Stated problem → Pull out every line in the data that has the string "copy" in it.

^^^^

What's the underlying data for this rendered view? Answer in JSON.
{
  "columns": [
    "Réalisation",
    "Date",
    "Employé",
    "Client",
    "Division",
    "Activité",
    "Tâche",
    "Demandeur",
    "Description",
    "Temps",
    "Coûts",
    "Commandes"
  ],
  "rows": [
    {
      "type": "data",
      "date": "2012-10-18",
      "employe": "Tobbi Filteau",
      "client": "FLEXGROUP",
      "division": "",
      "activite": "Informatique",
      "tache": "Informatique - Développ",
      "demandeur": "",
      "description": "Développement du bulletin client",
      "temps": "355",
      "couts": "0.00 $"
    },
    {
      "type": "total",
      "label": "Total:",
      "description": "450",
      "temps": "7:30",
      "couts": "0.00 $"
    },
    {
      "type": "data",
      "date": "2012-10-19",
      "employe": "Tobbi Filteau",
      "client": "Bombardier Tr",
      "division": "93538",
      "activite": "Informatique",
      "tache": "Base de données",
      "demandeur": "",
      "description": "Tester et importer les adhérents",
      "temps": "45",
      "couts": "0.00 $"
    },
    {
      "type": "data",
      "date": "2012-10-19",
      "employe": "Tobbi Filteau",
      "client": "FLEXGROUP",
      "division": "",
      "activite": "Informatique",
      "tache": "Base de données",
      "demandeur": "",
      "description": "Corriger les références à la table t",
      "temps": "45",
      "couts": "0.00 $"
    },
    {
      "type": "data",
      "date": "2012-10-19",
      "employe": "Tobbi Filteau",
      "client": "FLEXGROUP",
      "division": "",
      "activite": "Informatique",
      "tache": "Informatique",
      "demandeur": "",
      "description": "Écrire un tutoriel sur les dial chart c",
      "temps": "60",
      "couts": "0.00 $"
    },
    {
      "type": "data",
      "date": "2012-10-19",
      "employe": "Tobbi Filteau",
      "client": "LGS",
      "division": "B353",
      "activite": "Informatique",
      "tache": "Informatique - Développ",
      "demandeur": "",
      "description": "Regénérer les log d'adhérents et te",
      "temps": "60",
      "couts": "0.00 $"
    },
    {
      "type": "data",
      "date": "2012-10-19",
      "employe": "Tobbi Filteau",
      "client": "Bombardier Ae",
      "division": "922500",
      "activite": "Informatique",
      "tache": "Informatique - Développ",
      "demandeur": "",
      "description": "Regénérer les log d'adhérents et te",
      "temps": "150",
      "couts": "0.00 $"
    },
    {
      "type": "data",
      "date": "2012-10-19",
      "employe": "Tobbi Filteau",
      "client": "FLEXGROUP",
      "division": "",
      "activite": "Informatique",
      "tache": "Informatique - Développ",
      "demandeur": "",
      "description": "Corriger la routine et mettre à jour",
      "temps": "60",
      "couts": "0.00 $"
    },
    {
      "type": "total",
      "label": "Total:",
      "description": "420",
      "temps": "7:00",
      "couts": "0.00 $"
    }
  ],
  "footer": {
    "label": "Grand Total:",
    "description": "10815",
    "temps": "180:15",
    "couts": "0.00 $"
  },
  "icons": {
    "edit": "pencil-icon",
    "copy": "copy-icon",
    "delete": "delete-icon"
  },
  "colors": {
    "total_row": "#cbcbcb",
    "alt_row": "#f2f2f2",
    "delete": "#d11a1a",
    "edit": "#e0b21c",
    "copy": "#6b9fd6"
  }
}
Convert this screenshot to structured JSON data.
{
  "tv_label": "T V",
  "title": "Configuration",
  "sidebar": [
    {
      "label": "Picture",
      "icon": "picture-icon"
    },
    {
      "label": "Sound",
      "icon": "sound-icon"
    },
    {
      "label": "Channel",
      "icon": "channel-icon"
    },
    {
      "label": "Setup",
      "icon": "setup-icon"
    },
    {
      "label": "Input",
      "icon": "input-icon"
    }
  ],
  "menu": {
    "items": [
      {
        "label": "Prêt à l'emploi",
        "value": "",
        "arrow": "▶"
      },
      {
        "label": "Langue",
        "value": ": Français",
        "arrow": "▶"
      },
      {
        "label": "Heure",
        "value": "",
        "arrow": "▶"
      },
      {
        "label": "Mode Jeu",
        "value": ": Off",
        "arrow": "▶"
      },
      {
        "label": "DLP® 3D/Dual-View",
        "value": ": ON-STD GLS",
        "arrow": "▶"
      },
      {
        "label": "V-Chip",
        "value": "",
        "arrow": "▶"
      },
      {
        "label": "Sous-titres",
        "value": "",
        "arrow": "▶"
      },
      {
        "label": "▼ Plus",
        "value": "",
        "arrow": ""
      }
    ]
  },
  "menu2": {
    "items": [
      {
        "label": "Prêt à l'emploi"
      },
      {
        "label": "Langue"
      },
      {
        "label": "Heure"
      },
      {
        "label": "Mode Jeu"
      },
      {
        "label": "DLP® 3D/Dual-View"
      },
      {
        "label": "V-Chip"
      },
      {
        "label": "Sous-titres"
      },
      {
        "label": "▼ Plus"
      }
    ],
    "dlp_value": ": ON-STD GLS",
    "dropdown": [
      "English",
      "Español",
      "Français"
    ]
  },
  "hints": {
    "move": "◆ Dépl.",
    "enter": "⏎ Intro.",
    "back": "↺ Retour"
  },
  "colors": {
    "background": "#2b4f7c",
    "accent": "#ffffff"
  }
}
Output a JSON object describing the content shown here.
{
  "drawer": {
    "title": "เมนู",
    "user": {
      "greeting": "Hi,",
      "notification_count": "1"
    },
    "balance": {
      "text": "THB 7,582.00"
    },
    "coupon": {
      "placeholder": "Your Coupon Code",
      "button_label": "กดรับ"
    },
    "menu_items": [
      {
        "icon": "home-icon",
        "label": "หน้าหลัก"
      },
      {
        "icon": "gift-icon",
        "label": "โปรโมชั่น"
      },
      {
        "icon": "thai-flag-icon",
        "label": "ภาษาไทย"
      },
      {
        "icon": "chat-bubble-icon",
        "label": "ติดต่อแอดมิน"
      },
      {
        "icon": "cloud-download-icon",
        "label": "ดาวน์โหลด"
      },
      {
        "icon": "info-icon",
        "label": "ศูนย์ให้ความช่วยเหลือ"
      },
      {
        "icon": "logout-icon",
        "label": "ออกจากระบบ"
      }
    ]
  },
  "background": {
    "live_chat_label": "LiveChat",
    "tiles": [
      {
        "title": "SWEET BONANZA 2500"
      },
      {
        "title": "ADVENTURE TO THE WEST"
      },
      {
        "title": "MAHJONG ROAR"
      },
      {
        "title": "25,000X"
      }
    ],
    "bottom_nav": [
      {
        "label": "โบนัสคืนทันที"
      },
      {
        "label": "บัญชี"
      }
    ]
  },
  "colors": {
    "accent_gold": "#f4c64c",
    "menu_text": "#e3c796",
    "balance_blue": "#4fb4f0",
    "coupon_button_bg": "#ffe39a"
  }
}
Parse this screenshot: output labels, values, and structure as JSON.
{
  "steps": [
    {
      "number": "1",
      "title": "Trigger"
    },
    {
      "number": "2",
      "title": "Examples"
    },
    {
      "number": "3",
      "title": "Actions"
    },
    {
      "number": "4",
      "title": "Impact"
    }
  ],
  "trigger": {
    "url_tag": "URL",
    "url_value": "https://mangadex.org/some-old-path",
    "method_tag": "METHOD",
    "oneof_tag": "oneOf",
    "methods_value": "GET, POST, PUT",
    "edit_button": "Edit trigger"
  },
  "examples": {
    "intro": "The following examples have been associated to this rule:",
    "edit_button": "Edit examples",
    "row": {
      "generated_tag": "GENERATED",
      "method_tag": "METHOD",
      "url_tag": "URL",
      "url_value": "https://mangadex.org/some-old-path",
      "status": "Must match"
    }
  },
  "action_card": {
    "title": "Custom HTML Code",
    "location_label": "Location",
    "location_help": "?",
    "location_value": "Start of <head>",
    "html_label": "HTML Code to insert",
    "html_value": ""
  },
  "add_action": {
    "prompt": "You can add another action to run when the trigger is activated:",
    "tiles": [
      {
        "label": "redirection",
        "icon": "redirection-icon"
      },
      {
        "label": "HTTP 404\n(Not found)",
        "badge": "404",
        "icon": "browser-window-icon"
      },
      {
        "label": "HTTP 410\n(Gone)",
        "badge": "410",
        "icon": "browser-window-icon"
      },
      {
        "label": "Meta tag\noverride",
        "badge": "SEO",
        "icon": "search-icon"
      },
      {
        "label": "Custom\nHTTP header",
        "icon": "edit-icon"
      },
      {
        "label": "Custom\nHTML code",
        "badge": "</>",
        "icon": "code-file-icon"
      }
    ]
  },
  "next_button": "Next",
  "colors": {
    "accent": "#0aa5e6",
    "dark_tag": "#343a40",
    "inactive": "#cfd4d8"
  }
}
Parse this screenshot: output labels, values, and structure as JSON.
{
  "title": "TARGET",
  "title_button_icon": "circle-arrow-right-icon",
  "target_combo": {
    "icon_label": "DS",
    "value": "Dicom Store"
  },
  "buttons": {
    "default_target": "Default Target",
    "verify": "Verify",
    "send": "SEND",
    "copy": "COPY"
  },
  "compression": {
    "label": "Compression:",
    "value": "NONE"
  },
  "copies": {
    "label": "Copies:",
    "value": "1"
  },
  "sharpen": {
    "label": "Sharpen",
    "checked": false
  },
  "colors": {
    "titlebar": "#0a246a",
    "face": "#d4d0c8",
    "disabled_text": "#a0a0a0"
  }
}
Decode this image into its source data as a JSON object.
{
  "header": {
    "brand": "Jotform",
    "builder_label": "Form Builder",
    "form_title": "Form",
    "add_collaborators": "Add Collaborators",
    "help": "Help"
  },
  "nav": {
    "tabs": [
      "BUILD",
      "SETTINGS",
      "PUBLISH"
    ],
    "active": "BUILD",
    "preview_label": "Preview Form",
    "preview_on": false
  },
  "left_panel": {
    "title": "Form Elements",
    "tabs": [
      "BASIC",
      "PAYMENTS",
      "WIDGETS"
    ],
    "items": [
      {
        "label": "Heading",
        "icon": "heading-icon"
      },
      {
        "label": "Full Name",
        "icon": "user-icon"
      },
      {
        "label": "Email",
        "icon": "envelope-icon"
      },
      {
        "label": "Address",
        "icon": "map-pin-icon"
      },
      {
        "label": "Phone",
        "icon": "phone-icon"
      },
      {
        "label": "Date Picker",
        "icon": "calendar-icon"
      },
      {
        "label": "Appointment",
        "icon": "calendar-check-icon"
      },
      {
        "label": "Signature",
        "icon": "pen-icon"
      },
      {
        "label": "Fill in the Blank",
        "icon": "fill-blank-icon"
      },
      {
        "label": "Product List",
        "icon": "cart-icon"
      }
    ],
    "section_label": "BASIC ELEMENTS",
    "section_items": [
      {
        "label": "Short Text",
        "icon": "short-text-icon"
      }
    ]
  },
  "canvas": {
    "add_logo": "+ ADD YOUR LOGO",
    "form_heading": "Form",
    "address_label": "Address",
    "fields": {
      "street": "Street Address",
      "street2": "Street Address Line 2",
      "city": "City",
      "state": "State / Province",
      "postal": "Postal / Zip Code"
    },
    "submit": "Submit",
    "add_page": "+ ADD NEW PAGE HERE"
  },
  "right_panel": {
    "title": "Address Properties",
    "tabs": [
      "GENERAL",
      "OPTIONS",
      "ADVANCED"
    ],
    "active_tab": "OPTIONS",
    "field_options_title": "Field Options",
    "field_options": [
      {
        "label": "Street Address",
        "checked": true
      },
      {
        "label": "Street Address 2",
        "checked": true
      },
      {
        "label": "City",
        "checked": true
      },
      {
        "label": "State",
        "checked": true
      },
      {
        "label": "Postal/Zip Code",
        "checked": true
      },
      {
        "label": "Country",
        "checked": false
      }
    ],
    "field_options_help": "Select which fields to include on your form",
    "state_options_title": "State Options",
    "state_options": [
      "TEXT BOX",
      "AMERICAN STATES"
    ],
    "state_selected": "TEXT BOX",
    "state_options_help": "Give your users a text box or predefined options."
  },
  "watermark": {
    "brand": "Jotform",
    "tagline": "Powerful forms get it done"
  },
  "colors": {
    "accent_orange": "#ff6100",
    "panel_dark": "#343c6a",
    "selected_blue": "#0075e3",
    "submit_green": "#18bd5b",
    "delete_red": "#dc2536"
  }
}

^^^^

Task output →
    "copy": "copy-icon",
    "copy": "#6b9fd6"
    "copy": "COPY"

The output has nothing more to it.